[Dataset records on visual material]
....
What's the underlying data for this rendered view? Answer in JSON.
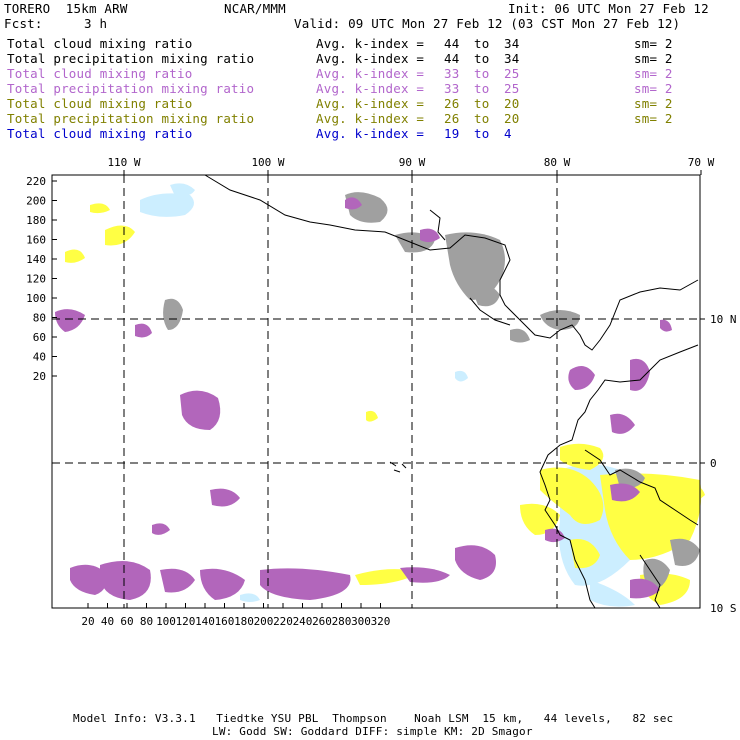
{
  "header": {
    "model": "TORERO  15km ARW",
    "org": "NCAR/MMM",
    "init": "Init: 06 UTC Mon 27 Feb 12",
    "fcst_label": "Fcst:",
    "fcst_value": "3 h",
    "valid": "Valid: 09 UTC Mon 27 Feb 12 (03 CST Mon 27 Feb 12)"
  },
  "legend": [
    {
      "field": "Total cloud mixing ratio",
      "stat": "Avg. k-index =",
      "from": "44",
      "to_word": "to",
      "to": "34",
      "sm": "sm= 2",
      "color": "#000000"
    },
    {
      "field": "Total precipitation mixing ratio",
      "stat": "Avg. k-index =",
      "from": "44",
      "to_word": "to",
      "to": "34",
      "sm": "sm= 2",
      "color": "#000000"
    },
    {
      "field": "Total cloud mixing ratio",
      "stat": "Avg. k-index =",
      "from": "33",
      "to_word": "to",
      "to": "25",
      "sm": "sm= 2",
      "color": "#b266cc"
    },
    {
      "field": "Total precipitation mixing ratio",
      "stat": "Avg. k-index =",
      "from": "33",
      "to_word": "to",
      "to": "25",
      "sm": "sm= 2",
      "color": "#b266cc"
    },
    {
      "field": "Total cloud mixing ratio",
      "stat": "Avg. k-index =",
      "from": "26",
      "to_word": "to",
      "to": "20",
      "sm": "sm= 2",
      "color": "#808000"
    },
    {
      "field": "Total precipitation mixing ratio",
      "stat": "Avg. k-index =",
      "from": "26",
      "to_word": "to",
      "to": "20",
      "sm": "sm= 2",
      "color": "#808000"
    },
    {
      "field": "Total cloud mixing ratio",
      "stat": "Avg. k-index =",
      "from": "19",
      "to_word": "to",
      "to": "4",
      "sm": "",
      "color": "#0000cc"
    }
  ],
  "map": {
    "lon_labels": [
      "110 W",
      "100 W",
      "90 W",
      "80 W",
      "70 W"
    ],
    "lat_labels": [
      "10 N",
      "0",
      "10 S"
    ],
    "y_ticks": [
      "220",
      "200",
      "180",
      "160",
      "140",
      "120",
      "100",
      "80",
      "60",
      "40",
      "20"
    ],
    "x_ticks": [
      "20",
      "40",
      "60",
      "80",
      "100",
      "120",
      "140",
      "160",
      "180",
      "200",
      "220",
      "240",
      "260",
      "280",
      "300",
      "320"
    ],
    "colors": {
      "gray": "#a0a0a0",
      "purple": "#b266bb",
      "yellow": "#ffff44",
      "lightblue": "#cceeff",
      "coast": "#000000",
      "grid": "#000000"
    }
  },
  "footer": {
    "line1": "Model Info: V3.3.1   Tiedtke YSU PBL  Thompson    Noah LSM  15 km,   44 levels,   82 sec",
    "line2": "LW: Godd SW: Goddard DIFF: simple KM: 2D Smagor"
  }
}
....
WHAT YOU ARE ASKED TO DO
Print out the whole of the material word for word, without pictures.

ANSWER TO THIS TASK
What's the underlying data for this rendered view? Answer in JSON.
{
  "header": {
    "model": "TORERO  15km ARW",
    "org": "NCAR/MMM",
    "init": "Init: 06 UTC Mon 27 Feb 12",
    "fcst_label": "Fcst:",
    "fcst_value": "3 h",
    "valid": "Valid: 09 UTC Mon 27 Feb 12 (03 CST Mon 27 Feb 12)"
  },
  "legend": [
    {
      "field": "Total cloud mixing ratio",
      "stat": "Avg. k-index =",
      "from": "44",
      "to_word": "to",
      "to": "34",
      "sm": "sm= 2",
      "color": "#000000"
    },
    {
      "field": "Total precipitation mixing ratio",
      "stat": "Avg. k-index =",
      "from": "44",
      "to_word": "to",
      "to": "34",
      "sm": "sm= 2",
      "color": "#000000"
    },
    {
      "field": "Total cloud mixing ratio",
      "stat": "Avg. k-index =",
      "from": "33",
      "to_word": "to",
      "to": "25",
      "sm": "sm= 2",
      "color": "#b266cc"
    },
    {
      "field": "Total precipitation mixing ratio",
      "stat": "Avg. k-index =",
      "from": "33",
      "to_word": "to",
      "to": "25",
      "sm": "sm= 2",
      "color": "#b266cc"
    },
    {
      "field": "Total cloud mixing ratio",
      "stat": "Avg. k-index =",
      "from": "26",
      "to_word": "to",
      "to": "20",
      "sm": "sm= 2",
      "color": "#808000"
    },
    {
      "field": "Total precipitation mixing ratio",
      "stat": "Avg. k-index =",
      "from": "26",
      "to_word": "to",
      "to": "20",
      "sm": "sm= 2",
      "color": "#808000"
    },
    {
      "field": "Total cloud mixing ratio",
      "stat": "Avg. k-index =",
      "from": "19",
      "to_word": "to",
      "to": "4",
      "sm": "",
      "color": "#0000cc"
    }
  ],
  "map": {
    "lon_labels": [
      "110 W",
      "100 W",
      "90 W",
      "80 W",
      "70 W"
    ],
    "lat_labels": [
      "10 N",
      "0",
      "10 S"
    ],
    "y_ticks": [
      "220",
      "200",
      "180",
      "160",
      "140",
      "120",
      "100",
      "80",
      "60",
      "40",
      "20"
    ],
    "x_ticks": [
      "20",
      "40",
      "60",
      "80",
      "100",
      "120",
      "140",
      "160",
      "180",
      "200",
      "220",
      "240",
      "260",
      "280",
      "300",
      "320"
    ],
    "colors": {
      "gray": "#a0a0a0",
      "purple": "#b266bb",
      "yellow": "#ffff44",
      "lightblue": "#cceeff",
      "coast": "#000000",
      "grid": "#000000"
    }
  },
  "footer": {
    "line1": "Model Info: V3.3.1   Tiedtke YSU PBL  Thompson    Noah LSM  15 km,   44 levels,   82 sec",
    "line2": "LW: Godd SW: Goddard DIFF: simple KM: 2D Smagor"
  }
}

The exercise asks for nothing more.